◆ **Brano estratto**:
>>>

Gli stessi affetti si riscontreranno nei particolari che Gianni espunge dai nudi: talora l'ingrandimento della stretta d'un polpaccio e d'una coscia (col ginocchio forzato a una complessa flessione), talaltra quello d'un bicipite accostato a un pettorale (con l'accenno della rima di un'ascella), oppure quello d'un gluteo, che una rigida posa in piedi rende teso. Magari l'espressione parrà qui più risentita, e pertanto più in sintonia proprio con le invenzioni pop. Ma in queste carni ostentate, prive d'ogni fisionomia di volto, fermate nella loro solare fisicità, come fossero lacerti marmorei di un'antichità eletta e grandiosa, niente sopravvive di quell'eclatanti esperienze. È semmai la vena lirica dei classici quella che in esse vibra. Classici riletti, sia nelle fulminee e struggenti visioni impresse in versi mutili d'anonimi poeti, sia nei brani di un'epica che sa tramandare toni eroici e, insieme, sentimenti delicati.

Nelle attitudini imposte ai corpi - tutte, o quasi, ispirate a prototipi ellenistici - par quasi riviva lo spirito dei maestri di primo Cinquecento, che, giusto riscoprendo il forte timbro patetico di quei modelli, li assunsero a guida dell'arte loro, pervenendo così a un'espressione nuova, che Giorgio Vasari avrebbe definito "maniera moderna". E verrebbe di pensare che anche per Gianni il rinnovato studio di marmi languidamente attorti, 'aspri' e 'dolci' nel contempo, informati - come finemente scrive l'aretino - a una graziosissima grazia (dal Laccoonte, al Torso del Belvedere, all'Ercole, all'Apollo), sia stato cagione di levar via una certa maniera secca e cruda che un tempo ne condizionava la fattura dei nudi.

Al cospetto dei fogli con dettagli di corpi torniti verranno però alla memoria le immagini calde e commosse di Sandro Penna. E scrive, lui, di "sole senz'ombra su virili corpi"; di "lucenti spalle / balde in piscina"; dei "giuochi di un atleta bello / nel vespero lungo d'estate"; di "sole che ha brunito" i corpi; del "tempo / quando vinti al gran sole i nudi corpi / turbavano" il suo cuore. Immagini che, come nei quadri di Gianni, rievocano età lontane e magnifiche. Ancora Penna: "Veloce va l'atleta adolescente / entro il meriggio placido e lento. / Ma lo abbraccia il crepuscolo, e ne spicca / adesso la sua ferma ombra in Atene". E poi: "Muovonsi come fregi / antichi sotto il cielo / nuovo di stelle".

Ma a ragionar di Penna, potrebbe riuscire spontaneo chiedersi se non ci sia (o non s'accentui) in quest'ultimi quadri di Gianni - così come nei versi più tardi del poeta - una melanconia velata e dolce, a dispetto della flagrante prosperità delle carni. Una coscienza matura del tempo che ineluttabile trascorre. Della bellezza che continua a fiorire nei corpi dei giovani. E dei sensi che restano immutati nel cuore, anche quando le membra declinano.

<<<

◆ **Istruzioni**: Prosegua il brano sui nudi dipinti da Gianni, riprendendo subito dopo l'ultima frase riportata.

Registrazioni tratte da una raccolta
>>>

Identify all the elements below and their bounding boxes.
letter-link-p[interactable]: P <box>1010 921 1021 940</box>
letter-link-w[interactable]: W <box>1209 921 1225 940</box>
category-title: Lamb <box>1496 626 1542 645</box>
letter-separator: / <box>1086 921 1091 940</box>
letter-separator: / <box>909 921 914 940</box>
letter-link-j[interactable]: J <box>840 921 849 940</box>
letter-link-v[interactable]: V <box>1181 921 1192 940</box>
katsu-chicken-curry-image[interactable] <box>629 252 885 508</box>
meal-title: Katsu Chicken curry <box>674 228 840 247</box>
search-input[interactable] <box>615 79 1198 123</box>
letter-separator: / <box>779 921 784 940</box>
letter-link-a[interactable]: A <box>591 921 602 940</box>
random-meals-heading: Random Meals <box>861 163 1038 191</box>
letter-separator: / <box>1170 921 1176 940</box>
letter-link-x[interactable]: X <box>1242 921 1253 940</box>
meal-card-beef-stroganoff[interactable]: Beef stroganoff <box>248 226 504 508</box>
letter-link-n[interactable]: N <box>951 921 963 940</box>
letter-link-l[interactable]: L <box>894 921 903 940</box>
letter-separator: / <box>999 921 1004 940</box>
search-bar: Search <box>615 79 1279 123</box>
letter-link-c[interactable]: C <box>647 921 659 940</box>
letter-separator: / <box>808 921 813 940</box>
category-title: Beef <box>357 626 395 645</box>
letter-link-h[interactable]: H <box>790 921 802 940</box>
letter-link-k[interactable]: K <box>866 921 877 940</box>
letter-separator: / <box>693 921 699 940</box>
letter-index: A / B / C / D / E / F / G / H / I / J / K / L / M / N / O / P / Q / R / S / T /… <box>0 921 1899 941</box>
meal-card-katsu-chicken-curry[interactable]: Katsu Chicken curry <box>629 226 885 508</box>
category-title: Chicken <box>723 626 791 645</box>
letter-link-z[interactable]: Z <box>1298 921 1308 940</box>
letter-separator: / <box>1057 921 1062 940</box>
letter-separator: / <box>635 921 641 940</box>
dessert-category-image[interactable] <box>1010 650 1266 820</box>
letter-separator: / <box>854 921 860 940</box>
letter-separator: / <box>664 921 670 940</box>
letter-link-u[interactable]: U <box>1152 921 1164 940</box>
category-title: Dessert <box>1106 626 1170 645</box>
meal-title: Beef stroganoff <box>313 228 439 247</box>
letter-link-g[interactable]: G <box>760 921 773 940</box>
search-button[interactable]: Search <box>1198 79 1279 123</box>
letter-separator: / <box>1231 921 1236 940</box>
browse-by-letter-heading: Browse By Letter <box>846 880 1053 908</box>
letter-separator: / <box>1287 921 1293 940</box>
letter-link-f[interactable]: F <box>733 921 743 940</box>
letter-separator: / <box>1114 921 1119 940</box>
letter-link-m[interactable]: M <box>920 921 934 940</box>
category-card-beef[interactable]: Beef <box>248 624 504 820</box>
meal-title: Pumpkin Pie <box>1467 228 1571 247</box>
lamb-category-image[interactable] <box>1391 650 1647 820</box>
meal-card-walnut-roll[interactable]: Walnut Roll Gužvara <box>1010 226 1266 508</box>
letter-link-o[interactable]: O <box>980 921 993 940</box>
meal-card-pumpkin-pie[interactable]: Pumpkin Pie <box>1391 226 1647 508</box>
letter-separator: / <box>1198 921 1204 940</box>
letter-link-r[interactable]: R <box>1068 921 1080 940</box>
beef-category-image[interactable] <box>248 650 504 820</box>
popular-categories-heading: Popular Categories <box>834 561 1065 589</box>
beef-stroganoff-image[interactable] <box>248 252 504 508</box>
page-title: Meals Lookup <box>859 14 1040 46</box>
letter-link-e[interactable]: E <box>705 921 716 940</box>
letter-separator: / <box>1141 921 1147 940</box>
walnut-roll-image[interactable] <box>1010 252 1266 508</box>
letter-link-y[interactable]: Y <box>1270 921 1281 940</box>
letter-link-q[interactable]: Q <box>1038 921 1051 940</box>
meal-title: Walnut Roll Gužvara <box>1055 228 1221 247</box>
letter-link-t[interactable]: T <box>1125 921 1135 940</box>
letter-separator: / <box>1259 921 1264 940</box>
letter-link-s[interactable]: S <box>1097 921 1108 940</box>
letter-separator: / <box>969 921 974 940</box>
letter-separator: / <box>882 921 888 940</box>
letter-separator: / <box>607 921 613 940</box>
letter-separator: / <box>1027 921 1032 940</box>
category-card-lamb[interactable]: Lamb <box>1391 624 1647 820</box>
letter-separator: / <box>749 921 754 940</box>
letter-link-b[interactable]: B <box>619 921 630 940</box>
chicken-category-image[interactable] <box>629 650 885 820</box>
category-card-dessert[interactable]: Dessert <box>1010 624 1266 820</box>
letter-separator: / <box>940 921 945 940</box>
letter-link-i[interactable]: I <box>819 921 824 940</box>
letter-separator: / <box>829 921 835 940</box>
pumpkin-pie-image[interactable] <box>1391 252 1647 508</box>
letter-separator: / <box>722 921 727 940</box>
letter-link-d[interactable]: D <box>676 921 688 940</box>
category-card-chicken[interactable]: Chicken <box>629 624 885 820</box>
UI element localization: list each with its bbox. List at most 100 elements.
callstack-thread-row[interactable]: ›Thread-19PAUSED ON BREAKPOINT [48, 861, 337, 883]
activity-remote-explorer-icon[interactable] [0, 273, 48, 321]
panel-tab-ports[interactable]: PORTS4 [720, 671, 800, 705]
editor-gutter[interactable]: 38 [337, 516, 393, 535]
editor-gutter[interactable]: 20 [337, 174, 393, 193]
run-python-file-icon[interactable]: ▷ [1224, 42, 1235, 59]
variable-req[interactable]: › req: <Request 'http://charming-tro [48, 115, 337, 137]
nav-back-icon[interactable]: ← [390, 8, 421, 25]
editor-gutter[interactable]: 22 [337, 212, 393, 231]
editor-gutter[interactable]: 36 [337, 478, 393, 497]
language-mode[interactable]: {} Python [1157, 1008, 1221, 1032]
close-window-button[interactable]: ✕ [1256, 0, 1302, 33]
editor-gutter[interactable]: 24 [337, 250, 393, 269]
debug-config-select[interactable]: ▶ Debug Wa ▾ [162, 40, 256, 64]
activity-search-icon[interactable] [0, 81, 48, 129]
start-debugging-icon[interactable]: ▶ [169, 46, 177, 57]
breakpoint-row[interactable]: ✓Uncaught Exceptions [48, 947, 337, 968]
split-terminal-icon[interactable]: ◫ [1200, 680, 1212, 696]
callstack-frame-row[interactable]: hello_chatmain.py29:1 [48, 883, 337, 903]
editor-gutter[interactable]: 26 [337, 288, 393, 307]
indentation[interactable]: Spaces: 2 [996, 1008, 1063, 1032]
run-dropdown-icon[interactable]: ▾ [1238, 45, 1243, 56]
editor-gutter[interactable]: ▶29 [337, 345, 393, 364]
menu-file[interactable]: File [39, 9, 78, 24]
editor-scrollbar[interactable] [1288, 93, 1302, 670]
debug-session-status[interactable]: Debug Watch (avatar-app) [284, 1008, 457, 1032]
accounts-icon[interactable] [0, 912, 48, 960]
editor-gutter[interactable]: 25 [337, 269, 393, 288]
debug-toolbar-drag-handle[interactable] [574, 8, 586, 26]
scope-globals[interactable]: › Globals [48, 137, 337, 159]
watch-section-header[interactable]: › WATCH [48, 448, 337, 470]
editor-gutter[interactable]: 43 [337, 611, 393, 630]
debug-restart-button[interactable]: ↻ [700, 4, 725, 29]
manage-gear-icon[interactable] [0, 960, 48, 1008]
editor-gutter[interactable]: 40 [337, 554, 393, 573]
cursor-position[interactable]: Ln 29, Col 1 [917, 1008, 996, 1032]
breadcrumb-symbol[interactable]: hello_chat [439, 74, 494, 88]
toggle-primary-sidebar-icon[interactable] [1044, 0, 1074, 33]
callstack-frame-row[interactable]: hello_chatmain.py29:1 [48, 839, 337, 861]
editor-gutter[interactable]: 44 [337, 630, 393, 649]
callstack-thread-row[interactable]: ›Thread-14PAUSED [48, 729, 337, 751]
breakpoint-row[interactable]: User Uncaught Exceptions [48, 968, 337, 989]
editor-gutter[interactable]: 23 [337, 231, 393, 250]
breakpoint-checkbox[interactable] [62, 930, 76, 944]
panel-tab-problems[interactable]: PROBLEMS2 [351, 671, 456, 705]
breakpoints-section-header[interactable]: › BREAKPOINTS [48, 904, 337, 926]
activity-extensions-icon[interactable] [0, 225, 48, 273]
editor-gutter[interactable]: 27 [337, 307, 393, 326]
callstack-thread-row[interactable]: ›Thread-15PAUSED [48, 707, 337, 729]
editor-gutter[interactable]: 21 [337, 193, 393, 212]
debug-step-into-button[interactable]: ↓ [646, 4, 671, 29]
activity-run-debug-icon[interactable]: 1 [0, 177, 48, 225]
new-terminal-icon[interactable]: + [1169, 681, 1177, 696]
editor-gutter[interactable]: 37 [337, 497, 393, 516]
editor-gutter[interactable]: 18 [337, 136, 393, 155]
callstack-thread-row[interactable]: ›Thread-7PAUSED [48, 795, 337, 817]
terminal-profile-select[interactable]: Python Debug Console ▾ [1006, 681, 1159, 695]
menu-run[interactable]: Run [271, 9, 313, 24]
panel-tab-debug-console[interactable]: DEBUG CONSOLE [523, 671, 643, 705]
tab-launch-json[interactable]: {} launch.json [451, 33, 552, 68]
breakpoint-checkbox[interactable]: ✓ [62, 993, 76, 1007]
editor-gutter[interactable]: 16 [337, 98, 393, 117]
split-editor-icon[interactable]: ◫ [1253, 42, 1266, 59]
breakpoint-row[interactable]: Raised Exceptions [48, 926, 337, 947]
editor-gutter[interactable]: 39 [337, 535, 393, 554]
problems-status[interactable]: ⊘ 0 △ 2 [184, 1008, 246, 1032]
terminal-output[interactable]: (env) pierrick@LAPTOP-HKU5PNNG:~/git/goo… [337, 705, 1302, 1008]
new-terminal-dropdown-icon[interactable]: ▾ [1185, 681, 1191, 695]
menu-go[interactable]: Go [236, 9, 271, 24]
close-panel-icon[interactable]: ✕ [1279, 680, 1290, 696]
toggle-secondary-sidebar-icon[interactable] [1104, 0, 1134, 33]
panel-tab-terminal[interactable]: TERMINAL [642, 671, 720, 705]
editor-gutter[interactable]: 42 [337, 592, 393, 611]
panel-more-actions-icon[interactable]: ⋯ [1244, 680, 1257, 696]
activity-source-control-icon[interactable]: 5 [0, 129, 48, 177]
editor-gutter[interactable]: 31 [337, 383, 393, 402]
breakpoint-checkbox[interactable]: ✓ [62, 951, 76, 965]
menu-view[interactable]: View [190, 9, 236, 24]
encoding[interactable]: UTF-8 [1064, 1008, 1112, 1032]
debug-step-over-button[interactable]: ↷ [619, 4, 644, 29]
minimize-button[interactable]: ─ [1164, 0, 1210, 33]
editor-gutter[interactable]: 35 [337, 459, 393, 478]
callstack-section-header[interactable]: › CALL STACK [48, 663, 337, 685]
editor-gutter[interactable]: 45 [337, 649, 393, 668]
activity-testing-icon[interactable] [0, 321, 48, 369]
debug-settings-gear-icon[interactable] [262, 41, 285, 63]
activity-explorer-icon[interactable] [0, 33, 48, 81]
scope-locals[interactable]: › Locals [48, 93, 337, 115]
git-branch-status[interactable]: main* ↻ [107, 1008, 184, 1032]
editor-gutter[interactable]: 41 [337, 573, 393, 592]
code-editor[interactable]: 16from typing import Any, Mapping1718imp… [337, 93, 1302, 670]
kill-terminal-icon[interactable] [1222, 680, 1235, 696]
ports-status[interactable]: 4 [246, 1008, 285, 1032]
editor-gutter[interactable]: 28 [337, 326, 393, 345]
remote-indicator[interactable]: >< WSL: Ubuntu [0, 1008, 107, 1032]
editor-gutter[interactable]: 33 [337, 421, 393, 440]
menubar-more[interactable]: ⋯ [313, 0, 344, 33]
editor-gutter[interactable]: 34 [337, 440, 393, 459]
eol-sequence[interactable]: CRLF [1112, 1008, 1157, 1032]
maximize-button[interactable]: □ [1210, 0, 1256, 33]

<<<

◆ **Risultato**:
Lo sguardo, finora vòlto alla vigoria splendente dei nudi, si posa ora - con la medesima consapevolezza - sui veridici riflessi dello specchio. E nasce un autoritratto ch'è d'annoverare fra i dipinti più riusciti e vibranti di Gianni. Per esso mi son finto lui - in un primo pomeriggio d'estate, col sole che avvampa - nel verde che cresce rigoglioso intorno alla sua dimora maremmana. La foto scattata da un amico; mentre Gianni accenna un sorriso sotto la tesa del panama che gli ombreggia metà volto; come se quest'effigie fosse una zummata sull'attore d'una luminosa scenografia di Hockney.

I bianchi s'accendono, però, sulla camicia sgualcita di lino e sul colletto invece inamidato, alla stregua d'un ritratto dipinto da un pittore del nordeuropea: uno di quei danesi - magari - che nell'Ottocento per studio scendevano in Italia. E giravano le stanze dei musei, sbalordendo davanti a capi d'opera appresi sui libri e forse immaginati d'altra taglia (come poteva capitar con la Flagellazione di Piero della Francesca; così domestica, al vero, e tuttavia grandiosa, a vederla riprodotta). E poi le puntate sulla costa; a guardare il nostro mare, quelle terre e quei cieli, ch'essi conoscevano belli per via di quadri con limpide vedute di paese, che dall'Italia erano giunti alle loro città lontane. E accadeva che fra sé si ritraessero, coi visi felici e stupefatti di quelli che hanno concretato un sogno.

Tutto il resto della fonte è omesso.